Dataset records:
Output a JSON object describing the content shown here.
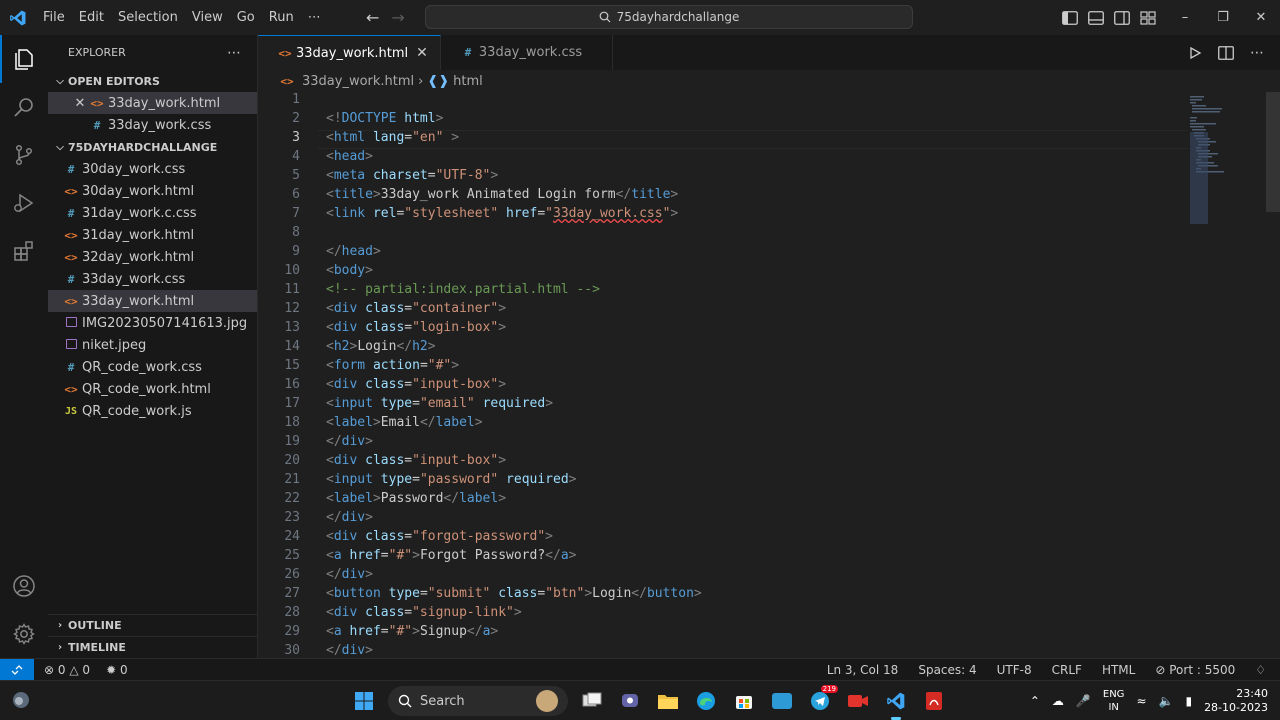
{
  "titlebar": {
    "menu": [
      "File",
      "Edit",
      "Selection",
      "View",
      "Go",
      "Run",
      "⋯"
    ],
    "command_center": "75dayhardchallange"
  },
  "sidebar": {
    "title": "EXPLORER",
    "open_editors_label": "OPEN EDITORS",
    "open_editors": [
      {
        "name": "33day_work.html",
        "type": "html",
        "active": true
      },
      {
        "name": "33day_work.css",
        "type": "css",
        "active": false
      }
    ],
    "folder_label": "75DAYHARDCHALLANGE",
    "files": [
      {
        "name": "30day_work.css",
        "type": "css"
      },
      {
        "name": "30day_work.html",
        "type": "html"
      },
      {
        "name": "31day_work.c.css",
        "type": "css"
      },
      {
        "name": "31day_work.html",
        "type": "html"
      },
      {
        "name": "32day_work.html",
        "type": "html"
      },
      {
        "name": "33day_work.css",
        "type": "css"
      },
      {
        "name": "33day_work.html",
        "type": "html",
        "selected": true
      },
      {
        "name": "IMG20230507141613.jpg",
        "type": "img"
      },
      {
        "name": "niket.jpeg",
        "type": "img"
      },
      {
        "name": "QR_code_work.css",
        "type": "css"
      },
      {
        "name": "QR_code_work.html",
        "type": "html"
      },
      {
        "name": "QR_code_work.js",
        "type": "js"
      }
    ],
    "outline_label": "OUTLINE",
    "timeline_label": "TIMELINE"
  },
  "tabs": [
    {
      "name": "33day_work.html",
      "type": "html",
      "active": true
    },
    {
      "name": "33day_work.css",
      "type": "css",
      "active": false
    }
  ],
  "breadcrumb": {
    "file": "33day_work.html",
    "symbol": "html"
  },
  "editor": {
    "current_line": 3
  },
  "statusbar": {
    "errors": "0",
    "warnings": "0",
    "ports": "0",
    "position": "Ln 3, Col 18",
    "spaces": "Spaces: 4",
    "encoding": "UTF-8",
    "eol": "CRLF",
    "language": "HTML",
    "port": "Port : 5500"
  },
  "taskbar": {
    "search": "Search",
    "lang_top": "ENG",
    "lang_bottom": "IN",
    "time": "23:40",
    "date": "28-10-2023",
    "telegram_badge": "219"
  },
  "colors": {
    "accent": "#0078d4",
    "html_icon": "#e37933",
    "css_icon": "#519aba",
    "js_icon": "#cbcb41"
  }
}
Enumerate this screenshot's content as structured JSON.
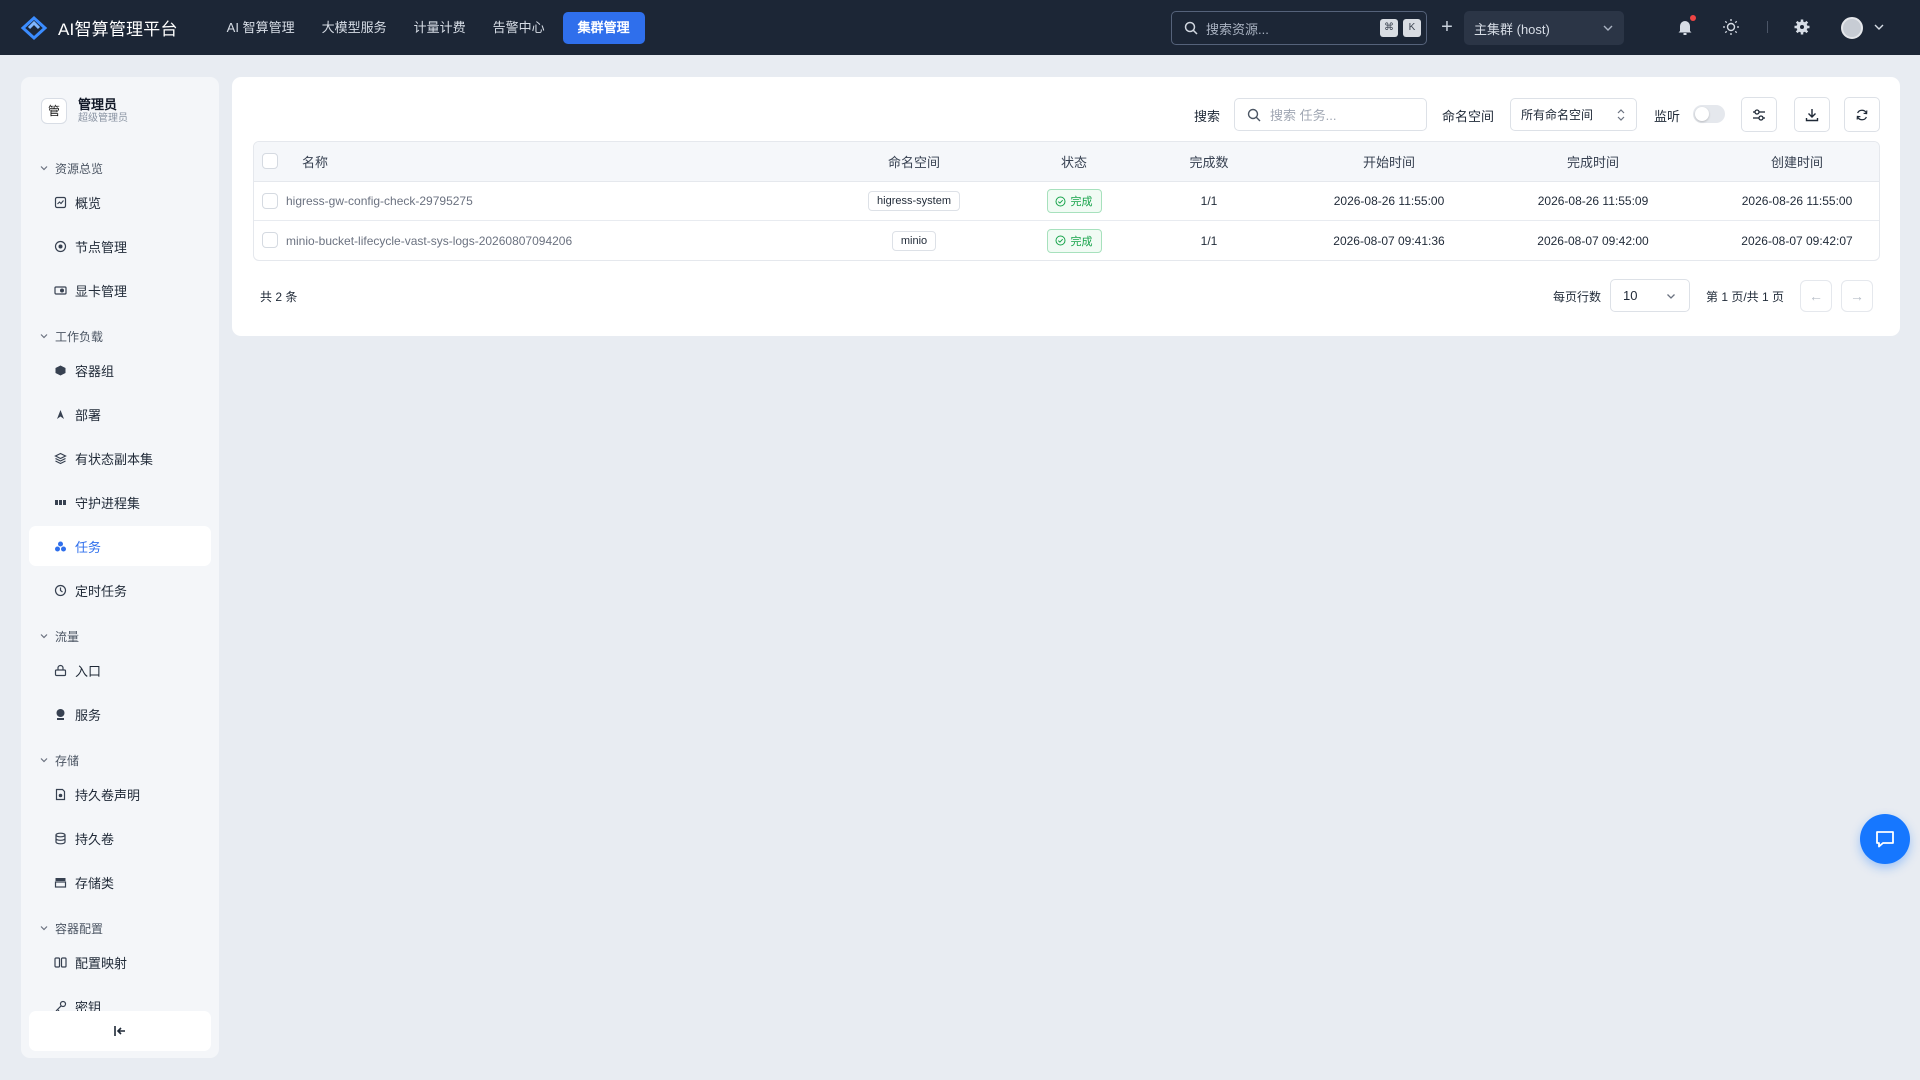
{
  "brand": {
    "name": "AI智算管理平台"
  },
  "topnav": [
    {
      "label": "AI 智算管理",
      "active": false
    },
    {
      "label": "大模型服务",
      "active": false
    },
    {
      "label": "计量计费",
      "active": false
    },
    {
      "label": "告警中心",
      "active": false
    },
    {
      "label": "集群管理",
      "active": true
    }
  ],
  "global_search": {
    "placeholder": "搜索资源...",
    "kbd1": "⌘",
    "kbd2": "K"
  },
  "cluster": {
    "selected": "主集群 (host)"
  },
  "user": {
    "avatar_char": "管",
    "name": "管理员",
    "role": "超级管理员"
  },
  "sidebar": {
    "groups": [
      {
        "label": "资源总览",
        "items": [
          {
            "label": "概览",
            "icon": "dashboard-icon"
          },
          {
            "label": "节点管理",
            "icon": "node-icon"
          },
          {
            "label": "显卡管理",
            "icon": "gpu-icon"
          }
        ]
      },
      {
        "label": "工作负载",
        "items": [
          {
            "label": "容器组",
            "icon": "pod-icon"
          },
          {
            "label": "部署",
            "icon": "deploy-icon"
          },
          {
            "label": "有状态副本集",
            "icon": "statefulset-icon"
          },
          {
            "label": "守护进程集",
            "icon": "daemonset-icon"
          },
          {
            "label": "任务",
            "icon": "job-icon",
            "active": true
          },
          {
            "label": "定时任务",
            "icon": "clock-icon"
          }
        ]
      },
      {
        "label": "流量",
        "items": [
          {
            "label": "入口",
            "icon": "ingress-icon"
          },
          {
            "label": "服务",
            "icon": "service-icon"
          }
        ]
      },
      {
        "label": "存储",
        "items": [
          {
            "label": "持久卷声明",
            "icon": "pvc-icon"
          },
          {
            "label": "持久卷",
            "icon": "pv-icon"
          },
          {
            "label": "存储类",
            "icon": "storageclass-icon"
          }
        ]
      },
      {
        "label": "容器配置",
        "items": [
          {
            "label": "配置映射",
            "icon": "configmap-icon"
          },
          {
            "label": "密钥",
            "icon": "key-icon"
          }
        ]
      }
    ]
  },
  "toolbar": {
    "search_label": "搜索",
    "search_placeholder": "搜索 任务...",
    "namespace_label": "命名空间",
    "namespace_selected": "所有命名空间",
    "watch_label": "监听",
    "watch_on": false
  },
  "table": {
    "columns": [
      "名称",
      "命名空间",
      "状态",
      "完成数",
      "开始时间",
      "完成时间",
      "创建时间"
    ],
    "rows": [
      {
        "name": "higress-gw-config-check-29795275",
        "namespace": "higress-system",
        "status": "完成",
        "completions": "1/1",
        "start": "2026-08-26 11:55:00",
        "finish": "2026-08-26 11:55:09",
        "created": "2026-08-26 11:55:00"
      },
      {
        "name": "minio-bucket-lifecycle-vast-sys-logs-20260807094206",
        "namespace": "minio",
        "status": "完成",
        "completions": "1/1",
        "start": "2026-08-07 09:41:36",
        "finish": "2026-08-07 09:42:00",
        "created": "2026-08-07 09:42:07"
      }
    ]
  },
  "pagination": {
    "total": "共 2 条",
    "rows_per_page_label": "每页行数",
    "rows_per_page": "10",
    "page_info": "第 1 页/共 1 页",
    "prev": "←",
    "next": "→"
  },
  "colors": {
    "topbar": "#1c2636",
    "accent": "#2f6fec",
    "success": "#16a34a",
    "fab": "#1677ff"
  }
}
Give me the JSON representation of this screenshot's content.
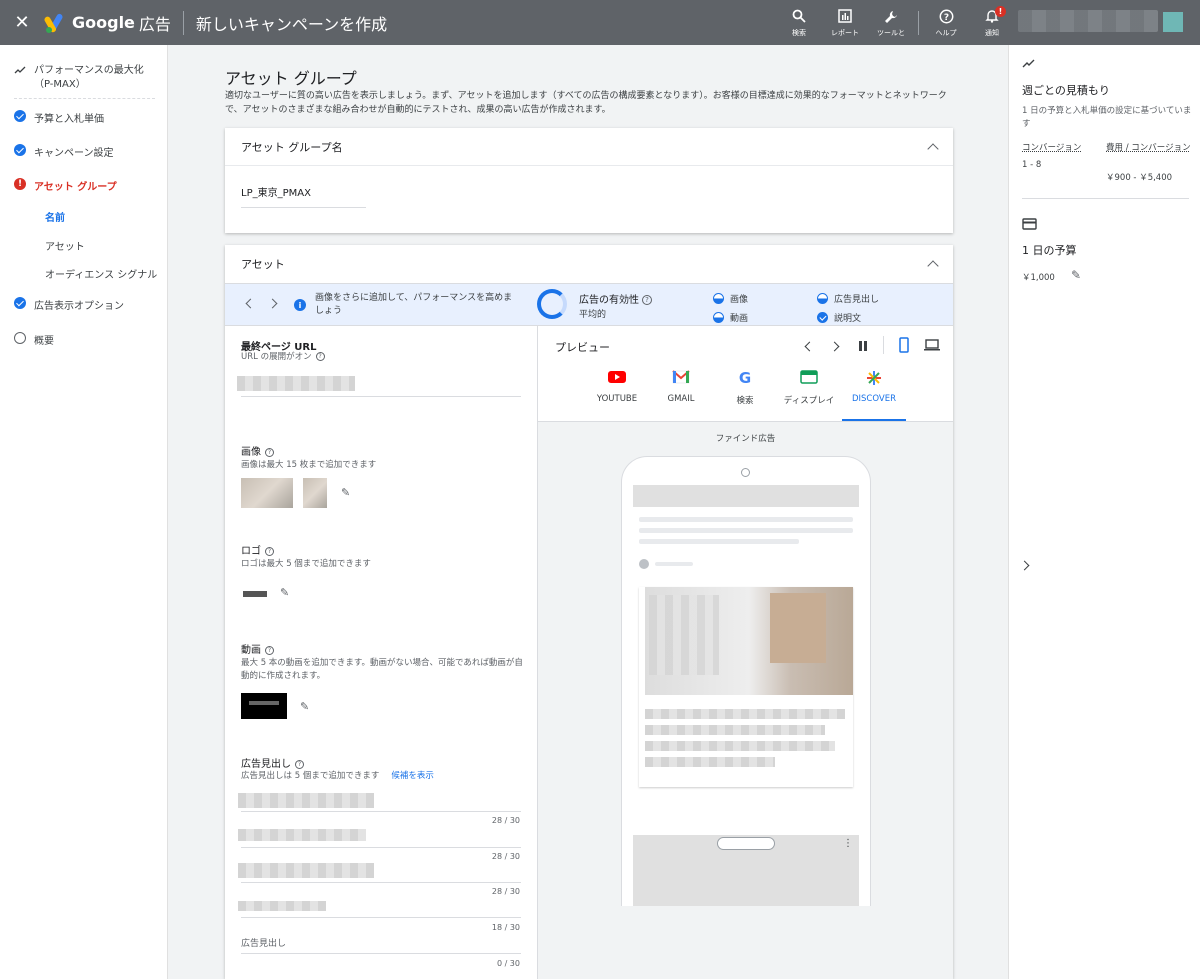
{
  "topbar": {
    "brand_google": "Google",
    "brand_product": "広告",
    "title": "新しいキャンペーンを作成",
    "actions": [
      {
        "label": "検索",
        "icon": "search-icon"
      },
      {
        "label": "レポート",
        "icon": "reports-icon"
      },
      {
        "label": "ツールと設定",
        "icon": "wrench-icon"
      },
      {
        "label": "ヘルプ",
        "icon": "help-icon"
      },
      {
        "label": "通知",
        "icon": "bell-icon"
      }
    ],
    "notification_count": "!"
  },
  "leftnav": {
    "items": [
      {
        "label": "パフォーマンスの最大化（P-MAX）",
        "status": "trend"
      },
      {
        "label": "予算と入札単価",
        "status": "done"
      },
      {
        "label": "キャンペーン設定",
        "status": "done"
      },
      {
        "label": "アセット グループ",
        "status": "error"
      },
      {
        "label": "広告表示オプション",
        "status": "done"
      },
      {
        "label": "概要",
        "status": "empty"
      }
    ],
    "subitems": [
      "名前",
      "アセット",
      "オーディエンス シグナル"
    ]
  },
  "main": {
    "title": "アセット グループ",
    "description": "適切なユーザーに質の高い広告を表示しましょう。まず、アセットを追加します（すべての広告の構成要素となります）。お客様の目標達成に効果的なフォーマットとネットワークで、アセットのさまざまな組み合わせが自動的にテストされ、成果の高い広告が作成されます。",
    "group_name_card": {
      "header": "アセット グループ名",
      "value": "LP_東京_PMAX"
    },
    "assets_card": {
      "header": "アセット",
      "strength": {
        "message": "画像をさらに追加して、パフォーマンスを高めましょう",
        "label": "広告の有効性",
        "level": "平均的",
        "chips": [
          "画像",
          "広告見出し",
          "動画",
          "説明文"
        ]
      },
      "final_url": {
        "label": "最終ページ URL",
        "sub": "URL の展開がオン"
      },
      "images": {
        "label": "画像",
        "sub": "画像は最大 15 枚まで追加できます"
      },
      "logo": {
        "label": "ロゴ",
        "sub": "ロゴは最大 5 個まで追加できます"
      },
      "video": {
        "label": "動画",
        "sub": "最大 5 本の動画を追加できます。動画がない場合、可能であれば動画が自動的に作成されます。"
      },
      "headlines": {
        "label": "広告見出し",
        "sub": "広告見出しは 5 個まで追加できます",
        "suggest": "候補を表示",
        "counters": [
          "28 / 30",
          "28 / 30",
          "28 / 30",
          "18 / 30",
          "0 / 30"
        ],
        "placeholder": "広告見出し"
      }
    },
    "preview": {
      "title": "プレビュー",
      "tabs": [
        "YOUTUBE",
        "GMAIL",
        "検索",
        "ディスプレイ",
        "DISCOVER"
      ],
      "active_tab": "DISCOVER",
      "label": "ファインド広告"
    }
  },
  "rightsidebar": {
    "weekly_title": "週ごとの見積もり",
    "weekly_desc": "1 日の予算と入札単価の設定に基づいています",
    "conv_label": "コンバージョン",
    "conv_value": "1 - 8",
    "cpa_label": "費用 / コンバージョン",
    "cpa_value": "￥900 - ￥5,400",
    "budget_title": "1 日の予算",
    "budget_value": "￥1,000"
  },
  "colors": {
    "accent": "#1a73e8",
    "error": "#d93025",
    "topbar": "#5f6368"
  }
}
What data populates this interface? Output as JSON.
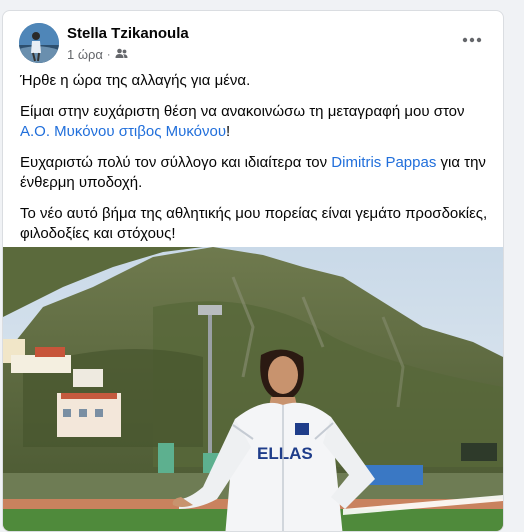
{
  "post": {
    "author": "Stella Tzikanoula",
    "time": "1 ώρα",
    "dot": "·",
    "audience_icon": "friends-icon",
    "more_icon": "more-options-icon",
    "paragraph1": "Ήρθε η ώρα της αλλαγής για μένα.",
    "paragraph2_before": "Είμαι στην ευχάριστη θέση να ανακοινώσω τη μεταγραφή μου στον ",
    "paragraph2_link": "Α.Ο. Μυκόνου στιβος Μυκόνου",
    "paragraph2_after": "!",
    "paragraph3_before": "Ευχαριστώ πολύ τον σύλλογο και ιδιαίτερα τον ",
    "paragraph3_link": "Dimitris Pappas",
    "paragraph3_after": " για την ένθερμη υποδοχή.",
    "paragraph4": "Το νέο αυτό βήμα της αθλητικής μου πορείας είναι γεμάτο προσδοκίες, φιλοδοξίες και στόχους!",
    "photo_jacket_text": "ELLAS"
  },
  "colors": {
    "link": "#216fdb",
    "text": "#050505",
    "secondary": "#65676b"
  }
}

WRITTEN REQUEST:
Write out every line of the preceding listing that contains "this".

CORRECT RESULT:
Enumerate this screenshot's content as structured JSON.
Give me the JSON representation of this screenshot's content.
What data populates this interface? Output as JSON.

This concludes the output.